Make an exact copy of all the data.

◆ ◆ ◆ ◆ ◆ ◆ ◆

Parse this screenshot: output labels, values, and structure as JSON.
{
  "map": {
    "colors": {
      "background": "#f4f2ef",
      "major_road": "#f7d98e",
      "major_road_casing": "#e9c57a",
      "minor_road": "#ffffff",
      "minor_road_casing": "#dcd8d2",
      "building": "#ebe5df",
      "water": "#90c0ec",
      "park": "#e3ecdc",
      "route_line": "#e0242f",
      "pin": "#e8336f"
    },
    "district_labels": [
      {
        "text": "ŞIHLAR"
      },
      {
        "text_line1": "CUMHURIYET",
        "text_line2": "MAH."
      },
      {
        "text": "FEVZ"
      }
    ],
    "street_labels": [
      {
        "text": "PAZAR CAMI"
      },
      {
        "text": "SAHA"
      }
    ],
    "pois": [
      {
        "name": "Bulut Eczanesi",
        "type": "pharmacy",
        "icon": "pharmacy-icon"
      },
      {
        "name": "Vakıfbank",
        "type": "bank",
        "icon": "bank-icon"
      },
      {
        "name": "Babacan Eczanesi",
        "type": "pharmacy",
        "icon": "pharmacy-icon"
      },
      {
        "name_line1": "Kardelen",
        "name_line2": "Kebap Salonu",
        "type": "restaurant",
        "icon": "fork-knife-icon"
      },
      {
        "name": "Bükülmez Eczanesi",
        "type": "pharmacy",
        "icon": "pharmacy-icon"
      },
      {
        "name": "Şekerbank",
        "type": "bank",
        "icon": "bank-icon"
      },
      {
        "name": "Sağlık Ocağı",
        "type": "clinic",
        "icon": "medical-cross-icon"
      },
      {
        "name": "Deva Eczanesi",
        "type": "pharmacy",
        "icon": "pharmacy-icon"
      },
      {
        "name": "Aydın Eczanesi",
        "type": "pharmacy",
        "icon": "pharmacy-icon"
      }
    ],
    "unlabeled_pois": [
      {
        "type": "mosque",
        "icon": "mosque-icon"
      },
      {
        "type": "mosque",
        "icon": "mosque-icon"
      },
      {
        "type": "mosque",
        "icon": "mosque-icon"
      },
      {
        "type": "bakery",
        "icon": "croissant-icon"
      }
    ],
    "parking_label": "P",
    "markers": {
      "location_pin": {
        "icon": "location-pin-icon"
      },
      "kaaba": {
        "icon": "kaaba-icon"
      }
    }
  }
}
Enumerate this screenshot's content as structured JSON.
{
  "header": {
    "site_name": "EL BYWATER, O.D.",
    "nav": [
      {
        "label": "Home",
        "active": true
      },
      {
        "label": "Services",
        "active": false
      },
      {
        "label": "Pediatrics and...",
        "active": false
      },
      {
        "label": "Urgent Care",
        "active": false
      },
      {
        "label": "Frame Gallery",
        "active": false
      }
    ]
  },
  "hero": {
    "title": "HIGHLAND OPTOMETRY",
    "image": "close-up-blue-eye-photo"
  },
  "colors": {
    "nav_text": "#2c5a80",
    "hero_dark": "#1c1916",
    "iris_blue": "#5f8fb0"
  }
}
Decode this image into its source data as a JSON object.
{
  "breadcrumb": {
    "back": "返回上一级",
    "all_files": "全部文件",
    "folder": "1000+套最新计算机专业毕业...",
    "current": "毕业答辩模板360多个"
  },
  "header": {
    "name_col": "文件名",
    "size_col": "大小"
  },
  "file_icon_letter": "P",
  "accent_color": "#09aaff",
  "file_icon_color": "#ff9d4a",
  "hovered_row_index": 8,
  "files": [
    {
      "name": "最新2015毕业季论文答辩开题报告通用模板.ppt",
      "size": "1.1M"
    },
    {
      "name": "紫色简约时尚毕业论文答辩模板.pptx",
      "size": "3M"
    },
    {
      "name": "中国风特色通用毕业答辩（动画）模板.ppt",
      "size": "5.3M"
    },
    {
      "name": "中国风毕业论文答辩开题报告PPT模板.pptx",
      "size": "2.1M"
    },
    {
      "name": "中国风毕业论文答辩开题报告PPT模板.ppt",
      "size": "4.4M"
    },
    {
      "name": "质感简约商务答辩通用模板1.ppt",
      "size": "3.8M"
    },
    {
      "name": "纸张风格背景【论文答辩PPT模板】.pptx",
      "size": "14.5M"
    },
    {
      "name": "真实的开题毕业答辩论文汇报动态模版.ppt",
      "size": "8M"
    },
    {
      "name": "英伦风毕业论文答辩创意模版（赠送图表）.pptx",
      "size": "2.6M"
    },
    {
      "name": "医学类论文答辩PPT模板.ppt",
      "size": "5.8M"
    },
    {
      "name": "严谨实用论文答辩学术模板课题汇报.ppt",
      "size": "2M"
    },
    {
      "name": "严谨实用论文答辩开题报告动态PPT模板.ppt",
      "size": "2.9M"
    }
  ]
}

◆ ◆ ◆ ◆ ◆ ◆ ◆

### Solution to the exercise
Parse this screenshot: output labels, values, and structure as JSON.
{
  "map": {
    "colors": {
      "background": "#f4f2ef",
      "major_road": "#f7d98e",
      "major_road_casing": "#e9c57a",
      "minor_road": "#ffffff",
      "minor_road_casing": "#dcd8d2",
      "building": "#ebe5df",
      "water": "#90c0ec",
      "park": "#e3ecdc",
      "route_line": "#e0242f",
      "pin": "#e8336f"
    },
    "district_labels": [
      {
        "text": "ŞIHLAR"
      },
      {
        "text_line1": "CUMHURIYET",
        "text_line2": "MAH."
      },
      {
        "text": "FEVZ"
      }
    ],
    "street_labels": [
      {
        "text": "PAZAR CAMI"
      },
      {
        "text": "SAHA"
      }
    ],
    "pois": [
      {
        "name": "Bulut Eczanesi",
        "type": "pharmacy",
        "icon": "pharmacy-icon"
      },
      {
        "name": "Vakıfbank",
        "type": "bank",
        "icon": "bank-icon"
      },
      {
        "name": "Babacan Eczanesi",
        "type": "pharmacy",
        "icon": "pharmacy-icon"
      },
      {
        "name_line1": "Kardelen",
        "name_line2": "Kebap Salonu",
        "type": "restaurant",
        "icon": "fork-knife-icon"
      },
      {
        "name": "Bükülmez Eczanesi",
        "type": "pharmacy",
        "icon": "pharmacy-icon"
      },
      {
        "name": "Şekerbank",
        "type": "bank",
        "icon": "bank-icon"
      },
      {
        "name": "Sağlık Ocağı",
        "type": "clinic",
        "icon": "medical-cross-icon"
      },
      {
        "name": "Deva Eczanesi",
        "type": "pharmacy",
        "icon": "pharmacy-icon"
      },
      {
        "name": "Aydın Eczanesi",
        "type": "pharmacy",
        "icon": "pharmacy-icon"
      }
    ],
    "unlabeled_pois": [
      {
        "type": "mosque",
        "icon": "mosque-icon"
      },
      {
        "type": "mosque",
        "icon": "mosque-icon"
      },
      {
        "type": "mosque",
        "icon": "mosque-icon"
      },
      {
        "type": "bakery",
        "icon": "croissant-icon"
      }
    ],
    "parking_label": "P",
    "markers": {
      "location_pin": {
        "icon": "location-pin-icon"
      },
      "kaaba": {
        "icon": "kaaba-icon"
      }
    }
  }
}
Enumerate this screenshot's content as structured JSON.
{
  "header": {
    "site_name": "EL BYWATER, O.D.",
    "nav": [
      {
        "label": "Home",
        "active": true
      },
      {
        "label": "Services",
        "active": false
      },
      {
        "label": "Pediatrics and...",
        "active": false
      },
      {
        "label": "Urgent Care",
        "active": false
      },
      {
        "label": "Frame Gallery",
        "active": false
      }
    ]
  },
  "hero": {
    "title": "HIGHLAND OPTOMETRY",
    "image": "close-up-blue-eye-photo"
  },
  "colors": {
    "nav_text": "#2c5a80",
    "hero_dark": "#1c1916",
    "iris_blue": "#5f8fb0"
  }
}
Decode this image into its source data as a JSON object.
{
  "breadcrumb": {
    "back": "返回上一级",
    "all_files": "全部文件",
    "folder": "1000+套最新计算机专业毕业...",
    "current": "毕业答辩模板360多个"
  },
  "header": {
    "name_col": "文件名",
    "size_col": "大小"
  },
  "file_icon_letter": "P",
  "accent_color": "#09aaff",
  "file_icon_color": "#ff9d4a",
  "hovered_row_index": 8,
  "files": [
    {
      "name": "最新2015毕业季论文答辩开题报告通用模板.ppt",
      "size": "1.1M"
    },
    {
      "name": "紫色简约时尚毕业论文答辩模板.pptx",
      "size": "3M"
    },
    {
      "name": "中国风特色通用毕业答辩（动画）模板.ppt",
      "size": "5.3M"
    },
    {
      "name": "中国风毕业论文答辩开题报告PPT模板.pptx",
      "size": "2.1M"
    },
    {
      "name": "中国风毕业论文答辩开题报告PPT模板.ppt",
      "size": "4.4M"
    },
    {
      "name": "质感简约商务答辩通用模板1.ppt",
      "size": "3.8M"
    },
    {
      "name": "纸张风格背景【论文答辩PPT模板】.pptx",
      "size": "14.5M"
    },
    {
      "name": "真实的开题毕业答辩论文汇报动态模版.ppt",
      "size": "8M"
    },
    {
      "name": "英伦风毕业论文答辩创意模版（赠送图表）.pptx",
      "size": "2.6M"
    },
    {
      "name": "医学类论文答辩PPT模板.ppt",
      "size": "5.8M"
    },
    {
      "name": "严谨实用论文答辩学术模板课题汇报.ppt",
      "size": "2M"
    },
    {
      "name": "严谨实用论文答辩开题报告动态PPT模板.ppt",
      "size": "2.9M"
    }
  ]
}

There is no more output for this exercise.